▶ **Aim of the task**
Write out all of the entries that follow, word for word, but skip the pictures.

Records excerpted from a collection:
——

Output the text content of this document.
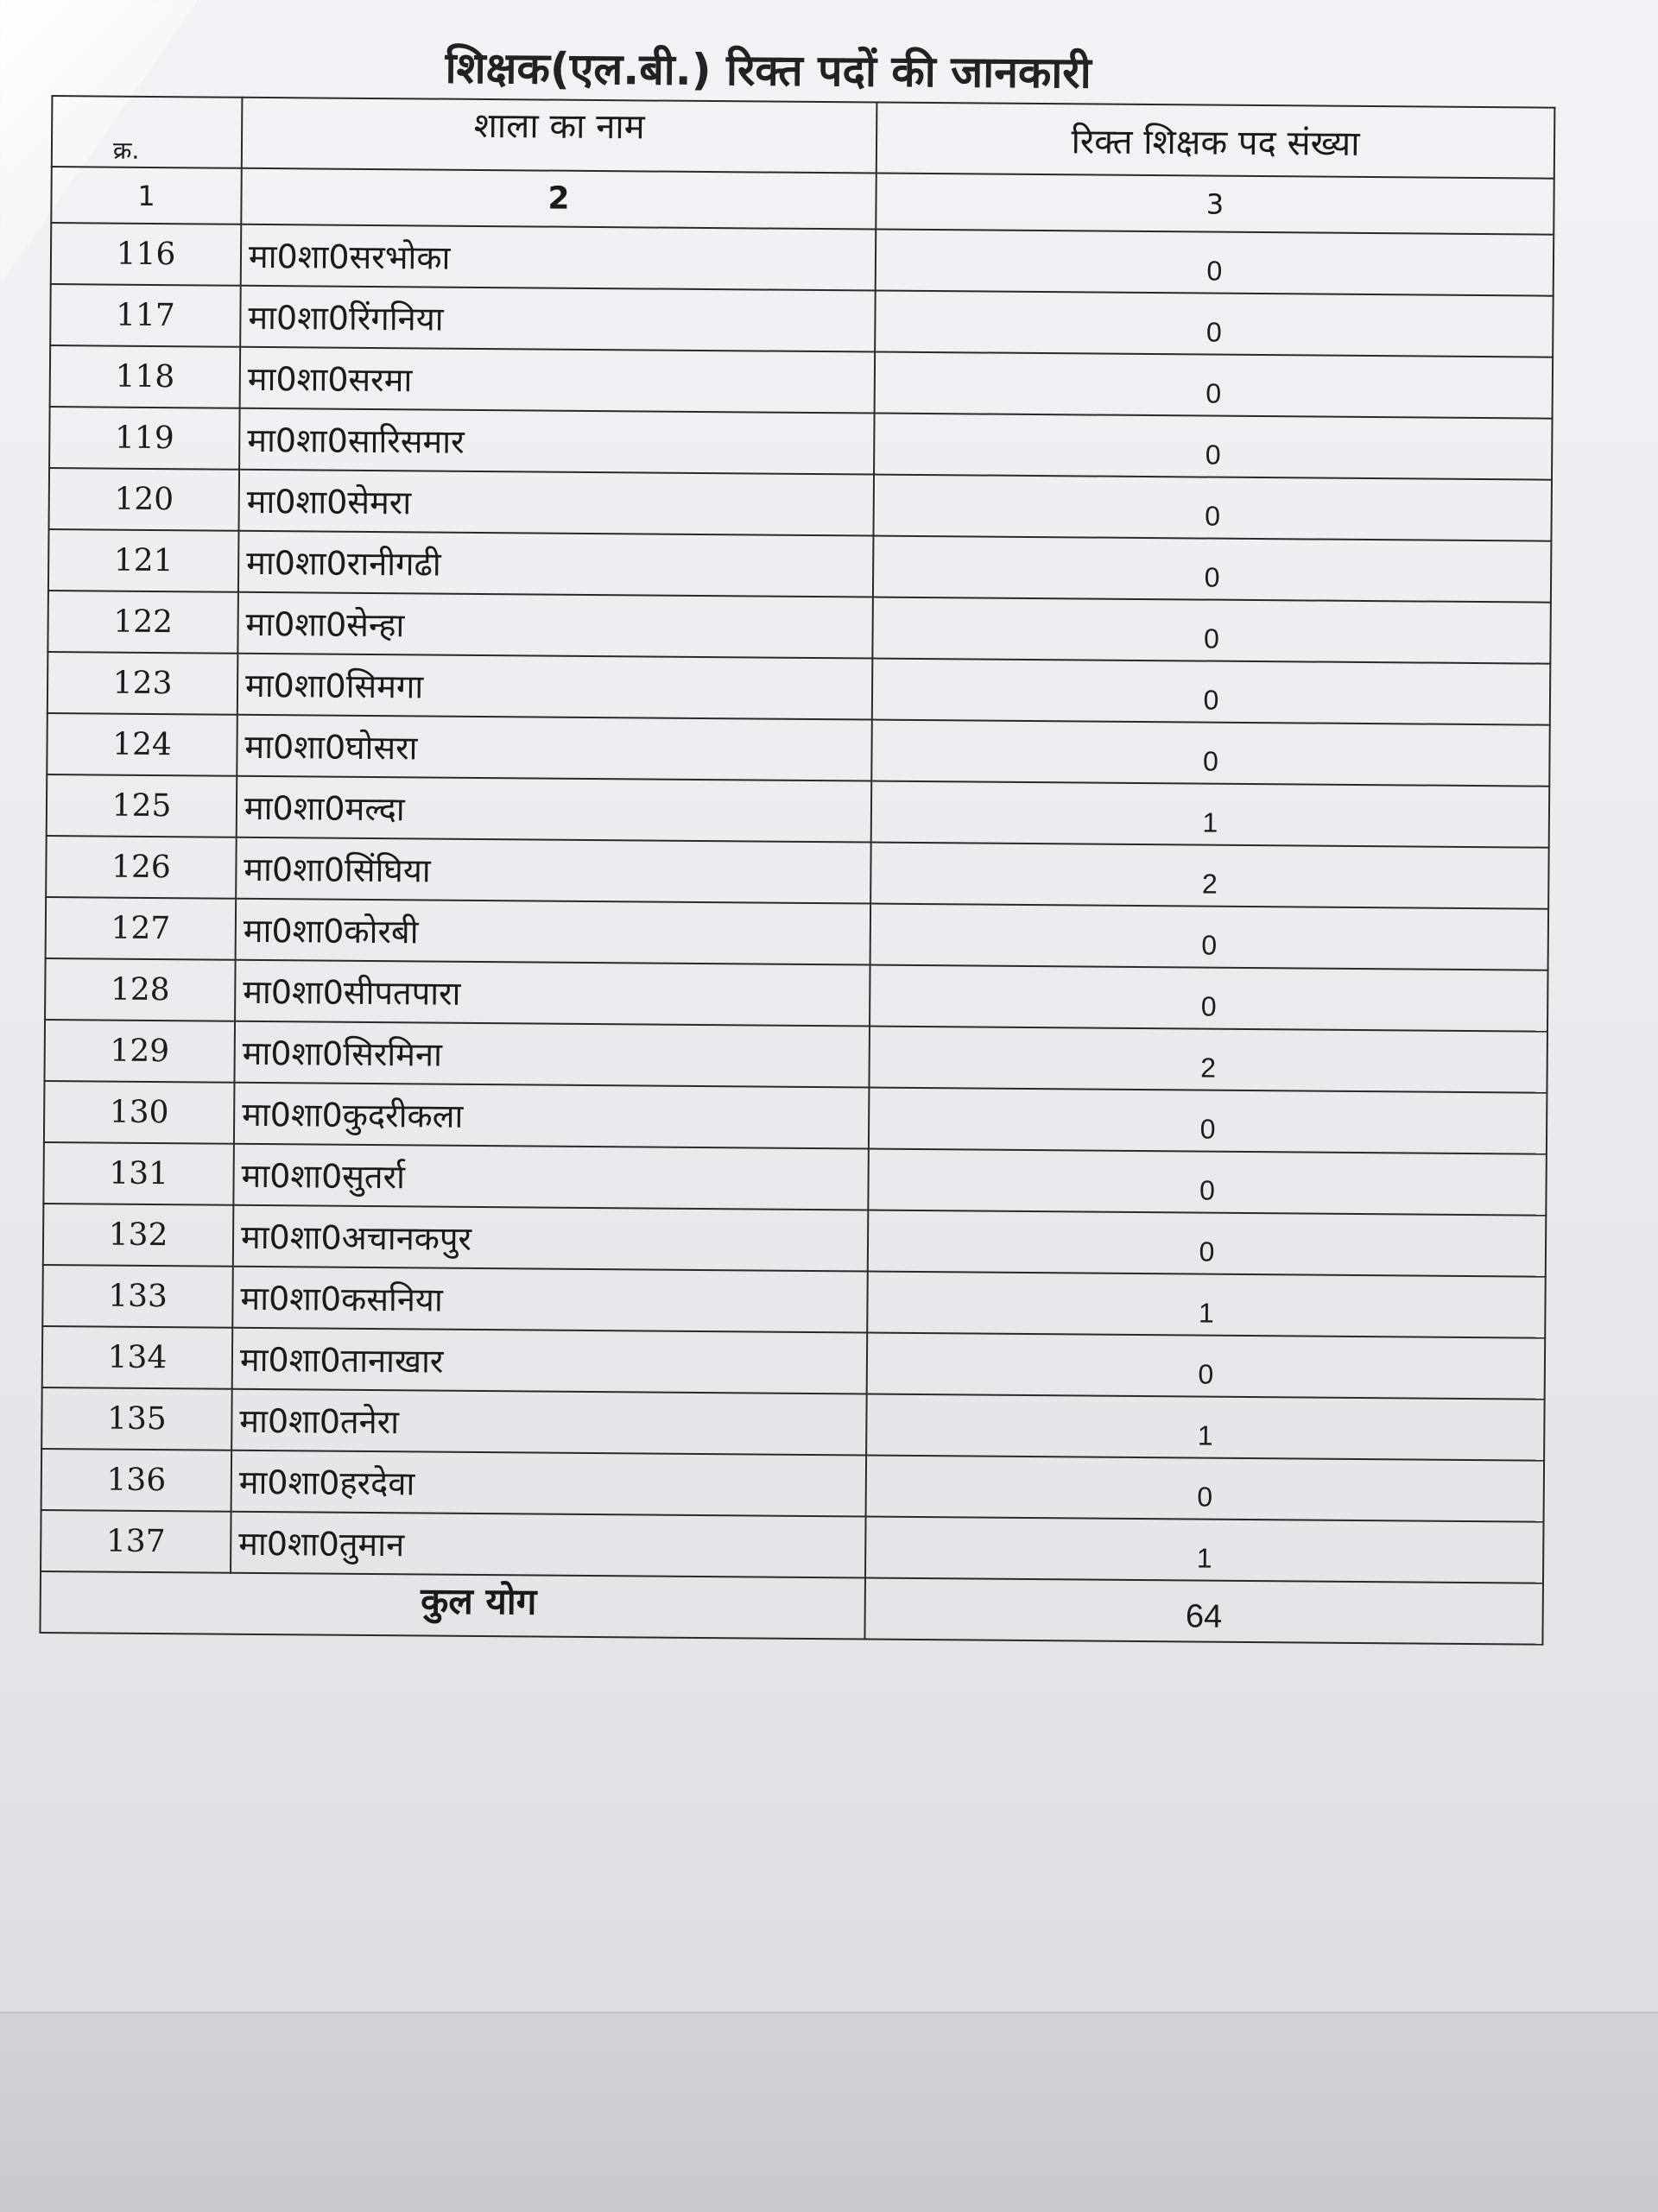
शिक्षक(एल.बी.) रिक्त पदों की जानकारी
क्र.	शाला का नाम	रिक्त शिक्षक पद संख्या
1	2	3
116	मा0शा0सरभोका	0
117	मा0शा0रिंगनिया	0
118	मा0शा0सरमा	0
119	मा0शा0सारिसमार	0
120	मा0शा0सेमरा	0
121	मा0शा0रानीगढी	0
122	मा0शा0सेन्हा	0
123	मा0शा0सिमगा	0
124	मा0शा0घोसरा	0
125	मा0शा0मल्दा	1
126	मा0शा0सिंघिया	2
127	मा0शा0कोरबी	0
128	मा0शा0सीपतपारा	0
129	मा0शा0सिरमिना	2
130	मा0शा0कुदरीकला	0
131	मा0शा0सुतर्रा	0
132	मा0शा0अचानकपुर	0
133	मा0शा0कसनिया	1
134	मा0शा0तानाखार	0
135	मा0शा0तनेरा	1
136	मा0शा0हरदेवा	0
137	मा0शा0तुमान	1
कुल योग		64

——

▶ **Output of the exercise**
Output the text content of this document.
शिक्षक(एल.बी.) रिक्त पदों की जानकारी
क्र.	शाला का नाम	रिक्त शिक्षक पद संख्या
1	2	3
116	मा0शा0सरभोका	0
117	मा0शा0रिंगनिया	0
118	मा0शा0सरमा	0
119	मा0शा0सारिसमार	0
120	मा0शा0सेमरा	0
121	मा0शा0रानीगढी	0
122	मा0शा0सेन्हा	0
123	मा0शा0सिमगा	0
124	मा0शा0घोसरा	0
125	मा0शा0मल्दा	1
126	मा0शा0सिंघिया	2
127	मा0शा0कोरबी	0
128	मा0शा0सीपतपारा	0
129	मा0शा0सिरमिना	2
130	मा0शा0कुदरीकला	0
131	मा0शा0सुतर्रा	0
132	मा0शा0अचानकपुर	0
133	मा0शा0कसनिया	1
134	मा0शा0तानाखार	0
135	मा0शा0तनेरा	1
136	मा0शा0हरदेवा	0
137	मा0शा0तुमान	1
कुल योग		64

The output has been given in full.